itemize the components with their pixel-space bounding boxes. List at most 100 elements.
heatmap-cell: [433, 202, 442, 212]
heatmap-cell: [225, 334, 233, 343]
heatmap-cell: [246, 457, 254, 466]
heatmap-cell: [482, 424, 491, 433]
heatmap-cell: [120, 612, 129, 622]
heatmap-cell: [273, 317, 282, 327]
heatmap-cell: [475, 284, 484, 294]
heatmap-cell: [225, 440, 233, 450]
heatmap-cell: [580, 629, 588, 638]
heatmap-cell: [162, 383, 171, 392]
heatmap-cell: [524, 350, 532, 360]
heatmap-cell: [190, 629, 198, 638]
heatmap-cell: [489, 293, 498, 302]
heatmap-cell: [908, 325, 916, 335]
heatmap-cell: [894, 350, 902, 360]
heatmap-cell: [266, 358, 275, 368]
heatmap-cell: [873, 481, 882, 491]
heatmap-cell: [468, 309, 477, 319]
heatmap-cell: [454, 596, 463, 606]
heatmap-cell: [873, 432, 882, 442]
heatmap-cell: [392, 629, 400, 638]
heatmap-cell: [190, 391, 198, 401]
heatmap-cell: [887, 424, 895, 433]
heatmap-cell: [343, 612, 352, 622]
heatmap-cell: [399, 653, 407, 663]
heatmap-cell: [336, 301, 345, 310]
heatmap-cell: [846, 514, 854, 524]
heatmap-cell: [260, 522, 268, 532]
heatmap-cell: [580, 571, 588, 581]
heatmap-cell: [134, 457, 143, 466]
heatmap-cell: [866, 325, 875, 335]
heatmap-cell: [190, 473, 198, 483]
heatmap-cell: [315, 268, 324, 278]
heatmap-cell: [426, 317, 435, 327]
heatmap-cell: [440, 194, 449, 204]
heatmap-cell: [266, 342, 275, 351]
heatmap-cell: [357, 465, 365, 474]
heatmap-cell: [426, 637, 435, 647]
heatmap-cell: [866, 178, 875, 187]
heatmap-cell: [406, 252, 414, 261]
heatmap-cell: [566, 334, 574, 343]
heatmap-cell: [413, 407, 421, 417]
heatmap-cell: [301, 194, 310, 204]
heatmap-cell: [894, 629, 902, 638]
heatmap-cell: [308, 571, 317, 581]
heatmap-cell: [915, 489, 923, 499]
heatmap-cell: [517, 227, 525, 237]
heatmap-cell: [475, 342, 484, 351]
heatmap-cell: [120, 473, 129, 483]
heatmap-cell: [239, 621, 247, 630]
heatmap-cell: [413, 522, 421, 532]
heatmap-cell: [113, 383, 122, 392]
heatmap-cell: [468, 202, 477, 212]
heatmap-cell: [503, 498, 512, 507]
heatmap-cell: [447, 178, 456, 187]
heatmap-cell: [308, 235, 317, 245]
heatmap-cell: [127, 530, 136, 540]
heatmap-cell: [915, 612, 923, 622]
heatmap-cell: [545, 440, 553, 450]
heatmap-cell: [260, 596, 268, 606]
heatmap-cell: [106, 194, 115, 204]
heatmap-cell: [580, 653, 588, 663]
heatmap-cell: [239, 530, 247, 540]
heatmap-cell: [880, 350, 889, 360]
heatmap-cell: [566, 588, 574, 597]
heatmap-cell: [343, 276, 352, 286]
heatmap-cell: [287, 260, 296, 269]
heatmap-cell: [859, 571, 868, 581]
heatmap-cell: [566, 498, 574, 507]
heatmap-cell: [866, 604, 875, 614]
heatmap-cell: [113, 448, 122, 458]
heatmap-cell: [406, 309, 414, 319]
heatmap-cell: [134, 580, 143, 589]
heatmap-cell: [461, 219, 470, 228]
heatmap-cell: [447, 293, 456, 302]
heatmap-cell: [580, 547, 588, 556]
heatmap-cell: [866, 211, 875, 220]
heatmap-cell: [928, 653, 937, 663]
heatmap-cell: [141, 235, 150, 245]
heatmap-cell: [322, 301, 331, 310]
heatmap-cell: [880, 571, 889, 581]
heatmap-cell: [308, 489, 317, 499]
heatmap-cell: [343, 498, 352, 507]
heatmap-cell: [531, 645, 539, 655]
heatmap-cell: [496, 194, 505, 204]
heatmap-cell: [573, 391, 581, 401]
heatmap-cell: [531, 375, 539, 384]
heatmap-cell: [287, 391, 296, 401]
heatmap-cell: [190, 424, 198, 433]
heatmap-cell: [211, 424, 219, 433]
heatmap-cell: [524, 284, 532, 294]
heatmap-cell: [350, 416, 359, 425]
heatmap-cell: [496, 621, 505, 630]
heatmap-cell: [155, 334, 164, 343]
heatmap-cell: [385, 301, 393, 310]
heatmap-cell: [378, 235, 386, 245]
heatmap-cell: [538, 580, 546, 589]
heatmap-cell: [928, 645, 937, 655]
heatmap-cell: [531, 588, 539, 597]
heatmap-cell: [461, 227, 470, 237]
....
• **EXERCISE TASK**: Reproduce every one of the rows above verbatim, line by line, with nothing altered, added, or omitted.

• **COMPLETED TASK**:
itemize the components with their pixel-space bounding boxes. List at most 100 elements.
heatmap-cell: [433, 202, 442, 212]
heatmap-cell: [225, 334, 233, 343]
heatmap-cell: [246, 457, 254, 466]
heatmap-cell: [482, 424, 491, 433]
heatmap-cell: [120, 612, 129, 622]
heatmap-cell: [273, 317, 282, 327]
heatmap-cell: [475, 284, 484, 294]
heatmap-cell: [225, 440, 233, 450]
heatmap-cell: [580, 629, 588, 638]
heatmap-cell: [162, 383, 171, 392]
heatmap-cell: [524, 350, 532, 360]
heatmap-cell: [190, 629, 198, 638]
heatmap-cell: [489, 293, 498, 302]
heatmap-cell: [908, 325, 916, 335]
heatmap-cell: [894, 350, 902, 360]
heatmap-cell: [266, 358, 275, 368]
heatmap-cell: [873, 481, 882, 491]
heatmap-cell: [468, 309, 477, 319]
heatmap-cell: [454, 596, 463, 606]
heatmap-cell: [873, 432, 882, 442]
heatmap-cell: [392, 629, 400, 638]
heatmap-cell: [190, 391, 198, 401]
heatmap-cell: [887, 424, 895, 433]
heatmap-cell: [343, 612, 352, 622]
heatmap-cell: [399, 653, 407, 663]
heatmap-cell: [336, 301, 345, 310]
heatmap-cell: [846, 514, 854, 524]
heatmap-cell: [260, 522, 268, 532]
heatmap-cell: [580, 571, 588, 581]
heatmap-cell: [134, 457, 143, 466]
heatmap-cell: [866, 325, 875, 335]
heatmap-cell: [190, 473, 198, 483]
heatmap-cell: [315, 268, 324, 278]
heatmap-cell: [426, 317, 435, 327]
heatmap-cell: [440, 194, 449, 204]
heatmap-cell: [266, 342, 275, 351]
heatmap-cell: [357, 465, 365, 474]
heatmap-cell: [426, 637, 435, 647]
heatmap-cell: [866, 178, 875, 187]
heatmap-cell: [406, 252, 414, 261]
heatmap-cell: [566, 334, 574, 343]
heatmap-cell: [413, 407, 421, 417]
heatmap-cell: [301, 194, 310, 204]
heatmap-cell: [894, 629, 902, 638]
heatmap-cell: [308, 571, 317, 581]
heatmap-cell: [915, 489, 923, 499]
heatmap-cell: [517, 227, 525, 237]
heatmap-cell: [475, 342, 484, 351]
heatmap-cell: [120, 473, 129, 483]
heatmap-cell: [239, 621, 247, 630]
heatmap-cell: [413, 522, 421, 532]
heatmap-cell: [113, 383, 122, 392]
heatmap-cell: [468, 202, 477, 212]
heatmap-cell: [503, 498, 512, 507]
heatmap-cell: [447, 178, 456, 187]
heatmap-cell: [308, 235, 317, 245]
heatmap-cell: [127, 530, 136, 540]
heatmap-cell: [915, 612, 923, 622]
heatmap-cell: [545, 440, 553, 450]
heatmap-cell: [260, 596, 268, 606]
heatmap-cell: [106, 194, 115, 204]
heatmap-cell: [580, 653, 588, 663]
heatmap-cell: [239, 530, 247, 540]
heatmap-cell: [880, 350, 889, 360]
heatmap-cell: [566, 588, 574, 597]
heatmap-cell: [343, 276, 352, 286]
heatmap-cell: [287, 260, 296, 269]
heatmap-cell: [859, 571, 868, 581]
heatmap-cell: [566, 498, 574, 507]
heatmap-cell: [866, 604, 875, 614]
heatmap-cell: [113, 448, 122, 458]
heatmap-cell: [406, 309, 414, 319]
heatmap-cell: [134, 580, 143, 589]
heatmap-cell: [461, 219, 470, 228]
heatmap-cell: [447, 293, 456, 302]
heatmap-cell: [580, 547, 588, 556]
heatmap-cell: [866, 211, 875, 220]
heatmap-cell: [928, 653, 937, 663]
heatmap-cell: [141, 235, 150, 245]
heatmap-cell: [322, 301, 331, 310]
heatmap-cell: [880, 571, 889, 581]
heatmap-cell: [308, 489, 317, 499]
heatmap-cell: [343, 498, 352, 507]
heatmap-cell: [531, 645, 539, 655]
heatmap-cell: [496, 194, 505, 204]
heatmap-cell: [573, 391, 581, 401]
heatmap-cell: [531, 375, 539, 384]
heatmap-cell: [287, 391, 296, 401]
heatmap-cell: [190, 424, 198, 433]
heatmap-cell: [211, 424, 219, 433]
heatmap-cell: [524, 284, 532, 294]
heatmap-cell: [350, 416, 359, 425]
heatmap-cell: [496, 621, 505, 630]
heatmap-cell: [155, 334, 164, 343]
heatmap-cell: [385, 301, 393, 310]
heatmap-cell: [378, 235, 386, 245]
heatmap-cell: [538, 580, 546, 589]
heatmap-cell: [928, 645, 937, 655]
heatmap-cell: [531, 588, 539, 597]
heatmap-cell: [461, 227, 470, 237]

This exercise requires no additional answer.